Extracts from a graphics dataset
▬▬▬
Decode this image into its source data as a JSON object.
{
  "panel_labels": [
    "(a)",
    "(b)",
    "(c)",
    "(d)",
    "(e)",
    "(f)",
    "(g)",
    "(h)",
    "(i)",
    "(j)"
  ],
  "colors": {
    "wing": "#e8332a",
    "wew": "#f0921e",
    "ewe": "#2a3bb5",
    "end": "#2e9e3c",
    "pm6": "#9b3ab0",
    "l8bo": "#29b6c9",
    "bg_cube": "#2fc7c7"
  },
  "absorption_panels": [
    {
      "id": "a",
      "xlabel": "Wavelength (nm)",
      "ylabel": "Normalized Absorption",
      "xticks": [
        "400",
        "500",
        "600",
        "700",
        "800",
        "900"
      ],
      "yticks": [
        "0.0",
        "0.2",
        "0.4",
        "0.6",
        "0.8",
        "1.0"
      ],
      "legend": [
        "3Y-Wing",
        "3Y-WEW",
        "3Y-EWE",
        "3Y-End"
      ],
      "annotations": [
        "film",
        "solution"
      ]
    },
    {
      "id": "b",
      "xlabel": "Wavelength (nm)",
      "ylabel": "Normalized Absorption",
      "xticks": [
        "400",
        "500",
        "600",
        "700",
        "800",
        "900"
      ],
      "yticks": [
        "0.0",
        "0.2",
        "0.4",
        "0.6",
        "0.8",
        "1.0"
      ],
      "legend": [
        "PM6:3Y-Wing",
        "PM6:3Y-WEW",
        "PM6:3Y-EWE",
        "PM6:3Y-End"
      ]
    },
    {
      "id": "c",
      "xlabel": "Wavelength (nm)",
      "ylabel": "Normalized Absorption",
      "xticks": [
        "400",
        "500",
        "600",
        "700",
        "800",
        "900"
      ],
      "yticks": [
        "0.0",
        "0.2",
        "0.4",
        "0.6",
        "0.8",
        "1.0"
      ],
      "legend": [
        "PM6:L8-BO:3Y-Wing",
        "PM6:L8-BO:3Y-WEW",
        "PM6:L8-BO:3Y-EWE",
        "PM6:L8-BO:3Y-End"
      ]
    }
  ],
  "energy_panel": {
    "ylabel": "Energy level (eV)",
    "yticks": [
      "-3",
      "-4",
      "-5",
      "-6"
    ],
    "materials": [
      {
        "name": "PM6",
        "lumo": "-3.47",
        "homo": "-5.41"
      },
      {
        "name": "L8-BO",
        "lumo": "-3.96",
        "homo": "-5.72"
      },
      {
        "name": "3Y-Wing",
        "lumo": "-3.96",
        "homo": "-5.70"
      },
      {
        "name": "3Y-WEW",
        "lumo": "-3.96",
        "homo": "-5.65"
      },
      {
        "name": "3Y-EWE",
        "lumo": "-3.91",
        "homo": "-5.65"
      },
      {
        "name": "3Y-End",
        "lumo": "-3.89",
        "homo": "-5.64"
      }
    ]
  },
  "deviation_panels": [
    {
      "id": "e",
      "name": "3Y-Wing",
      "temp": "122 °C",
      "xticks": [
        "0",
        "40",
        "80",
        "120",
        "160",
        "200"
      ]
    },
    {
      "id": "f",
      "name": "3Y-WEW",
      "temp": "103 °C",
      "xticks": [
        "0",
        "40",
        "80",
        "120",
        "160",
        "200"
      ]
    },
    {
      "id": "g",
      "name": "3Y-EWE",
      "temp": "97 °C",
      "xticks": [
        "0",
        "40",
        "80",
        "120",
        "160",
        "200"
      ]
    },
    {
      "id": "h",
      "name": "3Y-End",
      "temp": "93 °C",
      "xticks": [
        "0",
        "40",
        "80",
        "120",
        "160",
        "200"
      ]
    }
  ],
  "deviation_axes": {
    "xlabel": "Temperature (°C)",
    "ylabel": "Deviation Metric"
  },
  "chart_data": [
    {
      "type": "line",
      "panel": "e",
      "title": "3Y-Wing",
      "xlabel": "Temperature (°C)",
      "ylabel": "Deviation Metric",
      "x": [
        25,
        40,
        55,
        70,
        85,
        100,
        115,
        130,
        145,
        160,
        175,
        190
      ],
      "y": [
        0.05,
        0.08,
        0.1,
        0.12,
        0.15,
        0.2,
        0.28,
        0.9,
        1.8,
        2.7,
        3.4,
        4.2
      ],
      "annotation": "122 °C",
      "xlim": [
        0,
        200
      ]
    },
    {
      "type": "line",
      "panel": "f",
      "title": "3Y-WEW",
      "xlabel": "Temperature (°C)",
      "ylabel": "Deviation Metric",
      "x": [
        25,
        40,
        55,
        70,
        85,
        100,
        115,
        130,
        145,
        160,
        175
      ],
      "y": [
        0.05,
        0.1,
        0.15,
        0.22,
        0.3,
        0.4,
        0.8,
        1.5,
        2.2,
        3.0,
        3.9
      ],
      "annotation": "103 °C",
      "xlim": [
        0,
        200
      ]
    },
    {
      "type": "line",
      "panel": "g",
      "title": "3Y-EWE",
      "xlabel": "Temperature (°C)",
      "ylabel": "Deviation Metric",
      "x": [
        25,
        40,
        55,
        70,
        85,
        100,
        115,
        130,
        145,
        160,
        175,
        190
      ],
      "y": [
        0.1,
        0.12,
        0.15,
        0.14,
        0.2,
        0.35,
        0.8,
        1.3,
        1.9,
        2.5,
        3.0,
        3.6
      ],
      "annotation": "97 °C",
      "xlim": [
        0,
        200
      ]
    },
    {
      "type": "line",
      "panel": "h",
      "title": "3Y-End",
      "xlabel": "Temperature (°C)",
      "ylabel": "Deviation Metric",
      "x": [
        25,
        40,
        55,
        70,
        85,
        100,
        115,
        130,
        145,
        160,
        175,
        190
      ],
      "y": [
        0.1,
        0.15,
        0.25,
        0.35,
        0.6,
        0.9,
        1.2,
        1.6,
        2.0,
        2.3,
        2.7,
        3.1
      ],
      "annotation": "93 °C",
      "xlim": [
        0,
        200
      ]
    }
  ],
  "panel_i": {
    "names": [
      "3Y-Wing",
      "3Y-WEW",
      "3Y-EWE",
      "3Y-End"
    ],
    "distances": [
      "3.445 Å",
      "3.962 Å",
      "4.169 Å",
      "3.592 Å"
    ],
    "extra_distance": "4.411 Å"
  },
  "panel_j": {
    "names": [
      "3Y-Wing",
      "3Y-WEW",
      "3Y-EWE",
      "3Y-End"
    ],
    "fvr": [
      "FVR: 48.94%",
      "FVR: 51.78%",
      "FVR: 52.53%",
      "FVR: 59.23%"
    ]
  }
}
▬▬▬
EXERCISE AIM: Repeat the entries exactly, all of them.

OUTPUT OF THE TASK:
Decode this image into its source data as a JSON object.
{
  "panel_labels": [
    "(a)",
    "(b)",
    "(c)",
    "(d)",
    "(e)",
    "(f)",
    "(g)",
    "(h)",
    "(i)",
    "(j)"
  ],
  "colors": {
    "wing": "#e8332a",
    "wew": "#f0921e",
    "ewe": "#2a3bb5",
    "end": "#2e9e3c",
    "pm6": "#9b3ab0",
    "l8bo": "#29b6c9",
    "bg_cube": "#2fc7c7"
  },
  "absorption_panels": [
    {
      "id": "a",
      "xlabel": "Wavelength (nm)",
      "ylabel": "Normalized Absorption",
      "xticks": [
        "400",
        "500",
        "600",
        "700",
        "800",
        "900"
      ],
      "yticks": [
        "0.0",
        "0.2",
        "0.4",
        "0.6",
        "0.8",
        "1.0"
      ],
      "legend": [
        "3Y-Wing",
        "3Y-WEW",
        "3Y-EWE",
        "3Y-End"
      ],
      "annotations": [
        "film",
        "solution"
      ]
    },
    {
      "id": "b",
      "xlabel": "Wavelength (nm)",
      "ylabel": "Normalized Absorption",
      "xticks": [
        "400",
        "500",
        "600",
        "700",
        "800",
        "900"
      ],
      "yticks": [
        "0.0",
        "0.2",
        "0.4",
        "0.6",
        "0.8",
        "1.0"
      ],
      "legend": [
        "PM6:3Y-Wing",
        "PM6:3Y-WEW",
        "PM6:3Y-EWE",
        "PM6:3Y-End"
      ]
    },
    {
      "id": "c",
      "xlabel": "Wavelength (nm)",
      "ylabel": "Normalized Absorption",
      "xticks": [
        "400",
        "500",
        "600",
        "700",
        "800",
        "900"
      ],
      "yticks": [
        "0.0",
        "0.2",
        "0.4",
        "0.6",
        "0.8",
        "1.0"
      ],
      "legend": [
        "PM6:L8-BO:3Y-Wing",
        "PM6:L8-BO:3Y-WEW",
        "PM6:L8-BO:3Y-EWE",
        "PM6:L8-BO:3Y-End"
      ]
    }
  ],
  "energy_panel": {
    "ylabel": "Energy level (eV)",
    "yticks": [
      "-3",
      "-4",
      "-5",
      "-6"
    ],
    "materials": [
      {
        "name": "PM6",
        "lumo": "-3.47",
        "homo": "-5.41"
      },
      {
        "name": "L8-BO",
        "lumo": "-3.96",
        "homo": "-5.72"
      },
      {
        "name": "3Y-Wing",
        "lumo": "-3.96",
        "homo": "-5.70"
      },
      {
        "name": "3Y-WEW",
        "lumo": "-3.96",
        "homo": "-5.65"
      },
      {
        "name": "3Y-EWE",
        "lumo": "-3.91",
        "homo": "-5.65"
      },
      {
        "name": "3Y-End",
        "lumo": "-3.89",
        "homo": "-5.64"
      }
    ]
  },
  "deviation_panels": [
    {
      "id": "e",
      "name": "3Y-Wing",
      "temp": "122 °C",
      "xticks": [
        "0",
        "40",
        "80",
        "120",
        "160",
        "200"
      ]
    },
    {
      "id": "f",
      "name": "3Y-WEW",
      "temp": "103 °C",
      "xticks": [
        "0",
        "40",
        "80",
        "120",
        "160",
        "200"
      ]
    },
    {
      "id": "g",
      "name": "3Y-EWE",
      "temp": "97 °C",
      "xticks": [
        "0",
        "40",
        "80",
        "120",
        "160",
        "200"
      ]
    },
    {
      "id": "h",
      "name": "3Y-End",
      "temp": "93 °C",
      "xticks": [
        "0",
        "40",
        "80",
        "120",
        "160",
        "200"
      ]
    }
  ],
  "deviation_axes": {
    "xlabel": "Temperature (°C)",
    "ylabel": "Deviation Metric"
  },
  "chart_data": [
    {
      "type": "line",
      "panel": "e",
      "title": "3Y-Wing",
      "xlabel": "Temperature (°C)",
      "ylabel": "Deviation Metric",
      "x": [
        25,
        40,
        55,
        70,
        85,
        100,
        115,
        130,
        145,
        160,
        175,
        190
      ],
      "y": [
        0.05,
        0.08,
        0.1,
        0.12,
        0.15,
        0.2,
        0.28,
        0.9,
        1.8,
        2.7,
        3.4,
        4.2
      ],
      "annotation": "122 °C",
      "xlim": [
        0,
        200
      ]
    },
    {
      "type": "line",
      "panel": "f",
      "title": "3Y-WEW",
      "xlabel": "Temperature (°C)",
      "ylabel": "Deviation Metric",
      "x": [
        25,
        40,
        55,
        70,
        85,
        100,
        115,
        130,
        145,
        160,
        175
      ],
      "y": [
        0.05,
        0.1,
        0.15,
        0.22,
        0.3,
        0.4,
        0.8,
        1.5,
        2.2,
        3.0,
        3.9
      ],
      "annotation": "103 °C",
      "xlim": [
        0,
        200
      ]
    },
    {
      "type": "line",
      "panel": "g",
      "title": "3Y-EWE",
      "xlabel": "Temperature (°C)",
      "ylabel": "Deviation Metric",
      "x": [
        25,
        40,
        55,
        70,
        85,
        100,
        115,
        130,
        145,
        160,
        175,
        190
      ],
      "y": [
        0.1,
        0.12,
        0.15,
        0.14,
        0.2,
        0.35,
        0.8,
        1.3,
        1.9,
        2.5,
        3.0,
        3.6
      ],
      "annotation": "97 °C",
      "xlim": [
        0,
        200
      ]
    },
    {
      "type": "line",
      "panel": "h",
      "title": "3Y-End",
      "xlabel": "Temperature (°C)",
      "ylabel": "Deviation Metric",
      "x": [
        25,
        40,
        55,
        70,
        85,
        100,
        115,
        130,
        145,
        160,
        175,
        190
      ],
      "y": [
        0.1,
        0.15,
        0.25,
        0.35,
        0.6,
        0.9,
        1.2,
        1.6,
        2.0,
        2.3,
        2.7,
        3.1
      ],
      "annotation": "93 °C",
      "xlim": [
        0,
        200
      ]
    }
  ],
  "panel_i": {
    "names": [
      "3Y-Wing",
      "3Y-WEW",
      "3Y-EWE",
      "3Y-End"
    ],
    "distances": [
      "3.445 Å",
      "3.962 Å",
      "4.169 Å",
      "3.592 Å"
    ],
    "extra_distance": "4.411 Å"
  },
  "panel_j": {
    "names": [
      "3Y-Wing",
      "3Y-WEW",
      "3Y-EWE",
      "3Y-End"
    ],
    "fvr": [
      "FVR: 48.94%",
      "FVR: 51.78%",
      "FVR: 52.53%",
      "FVR: 59.23%"
    ]
  }
}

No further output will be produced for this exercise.